#### [TASK]
Work out how many lines of the data hold the string "origins", and reply with that number alone.

------ DATA ------

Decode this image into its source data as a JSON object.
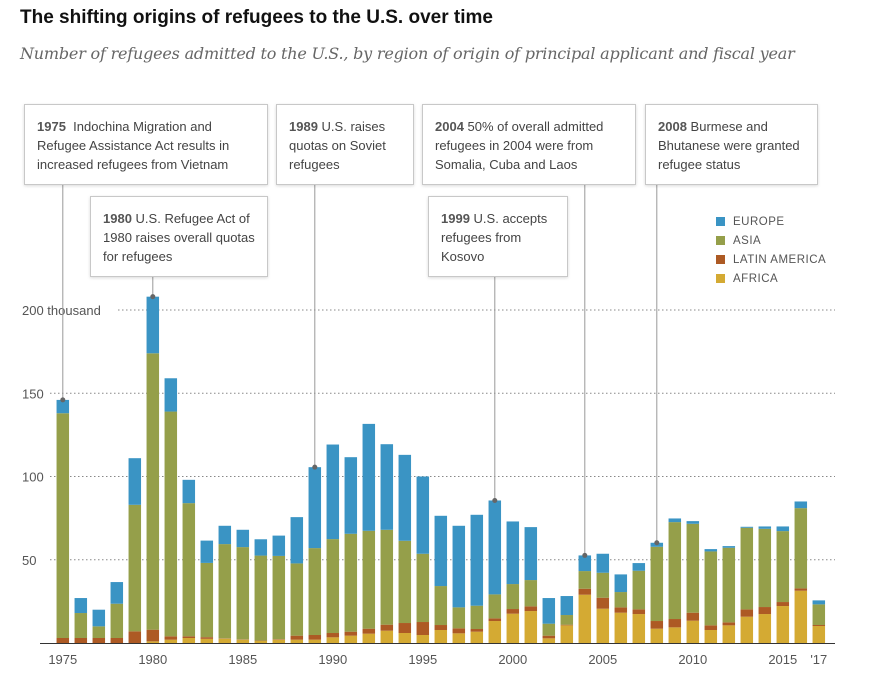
{
  "title": "The shifting origins of refugees to the U.S. over time",
  "subtitle": "Number of refugees admitted to the U.S., by region of origin of principal applicant and fiscal year",
  "annotations": [
    {
      "year_label": "1975",
      "text": "Indochina Migration and Refugee Assistance Act results in increased refugees from Vietnam",
      "year": 1975
    },
    {
      "year_label": "1980",
      "text": "U.S. Refugee Act of 1980 raises overall quotas for refugees",
      "year": 1980
    },
    {
      "year_label": "1989",
      "text": "U.S. raises quotas on Soviet refugees",
      "year": 1989
    },
    {
      "year_label": "2004",
      "text": "50% of overall admitted refugees in 2004 were from Somalia, Cuba and Laos",
      "year": 2004
    },
    {
      "year_label": "1999",
      "text": "U.S. accepts refugees from Kosovo",
      "year": 1999
    },
    {
      "year_label": "2008",
      "text": "Burmese and Bhutanese were granted refugee status",
      "year": 2008
    }
  ],
  "chart_data": {
    "type": "bar",
    "stacked": true,
    "title": "The shifting origins of refugees to the U.S. over time",
    "ylabel": "",
    "xlabel": "",
    "ylim": [
      0,
      210
    ],
    "y_unit": "thousand",
    "yticks": [
      50,
      100,
      150,
      200
    ],
    "ytick_labels": [
      "50",
      "100",
      "150",
      "200 thousand"
    ],
    "xtick_labels": [
      {
        "year": 1975,
        "label": "1975"
      },
      {
        "year": 1980,
        "label": "1980"
      },
      {
        "year": 1985,
        "label": "1985"
      },
      {
        "year": 1990,
        "label": "1990"
      },
      {
        "year": 1995,
        "label": "1995"
      },
      {
        "year": 2000,
        "label": "2000"
      },
      {
        "year": 2005,
        "label": "2005"
      },
      {
        "year": 2010,
        "label": "2010"
      },
      {
        "year": 2015,
        "label": "2015"
      },
      {
        "year": 2017,
        "label": "'17"
      }
    ],
    "grid": "horizontal dotted",
    "legend_position": "top-right",
    "categories": [
      1975,
      1976,
      1977,
      1978,
      1979,
      1980,
      1981,
      1982,
      1983,
      1984,
      1985,
      1986,
      1987,
      1988,
      1989,
      1990,
      1991,
      1992,
      1993,
      1994,
      1995,
      1996,
      1997,
      1998,
      1999,
      2000,
      2001,
      2002,
      2003,
      2004,
      2005,
      2006,
      2007,
      2008,
      2009,
      2010,
      2011,
      2012,
      2013,
      2014,
      2015,
      2016,
      2017
    ],
    "series": [
      {
        "name": "AFRICA",
        "color": "#d4aa33",
        "values": [
          0,
          0,
          0,
          0,
          0,
          1,
          2,
          3,
          2.5,
          2.6,
          2,
          1.3,
          2,
          2,
          2,
          3.4,
          4.4,
          5.6,
          7.4,
          6,
          4.8,
          7.8,
          5.8,
          6.8,
          13.2,
          17.6,
          19.2,
          2.8,
          10.6,
          29,
          20.6,
          18.2,
          17.4,
          8.6,
          9.4,
          13.4,
          7.8,
          10.6,
          15.8,
          17.4,
          22.2,
          31.4,
          10.2
        ]
      },
      {
        "name": "LATIN AMERICA",
        "color": "#ad5a24",
        "values": [
          3,
          3,
          3,
          3,
          7,
          7,
          2,
          1,
          1,
          0.2,
          0.2,
          0.2,
          0.3,
          2.4,
          2.8,
          2.6,
          2.4,
          3,
          3.6,
          6,
          7.8,
          3,
          3,
          1.6,
          1.6,
          2.8,
          2.8,
          1.6,
          0.4,
          3.6,
          6.6,
          3.2,
          2.8,
          4.6,
          5,
          4.8,
          2.8,
          1.8,
          4.4,
          4.2,
          2.4,
          1.4,
          0.6
        ]
      },
      {
        "name": "ASIA",
        "color": "#959f4a",
        "values": [
          135,
          15,
          7,
          20.6,
          76,
          166,
          135,
          80,
          44.6,
          56.6,
          55.4,
          51,
          50,
          43.4,
          52.2,
          56.4,
          58.8,
          58.8,
          57,
          49.4,
          41,
          23.4,
          12.6,
          14,
          14.4,
          15,
          15.8,
          7.2,
          5.8,
          10.6,
          15,
          9.2,
          23.2,
          44.6,
          58.2,
          53.4,
          44.4,
          44.8,
          49,
          47,
          42.6,
          48.2,
          12.4
        ]
      },
      {
        "name": "EUROPE",
        "color": "#3a94c4",
        "values": [
          8,
          9,
          10,
          13,
          28,
          34,
          20,
          14,
          13.4,
          11,
          10.4,
          9.8,
          12.2,
          27.8,
          48.6,
          56.8,
          46,
          64.2,
          51.4,
          51.6,
          46.4,
          42.2,
          49,
          54.6,
          56.4,
          37.6,
          31.8,
          15.4,
          11.4,
          9.4,
          11.4,
          10.6,
          4.6,
          2.4,
          2.2,
          1.6,
          1.4,
          1,
          0.6,
          1.4,
          2.8,
          4,
          2.4
        ]
      }
    ],
    "legend_order": [
      "EUROPE",
      "ASIA",
      "LATIN AMERICA",
      "AFRICA"
    ]
  }
}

------

#### [RESPONSE BELOW]
2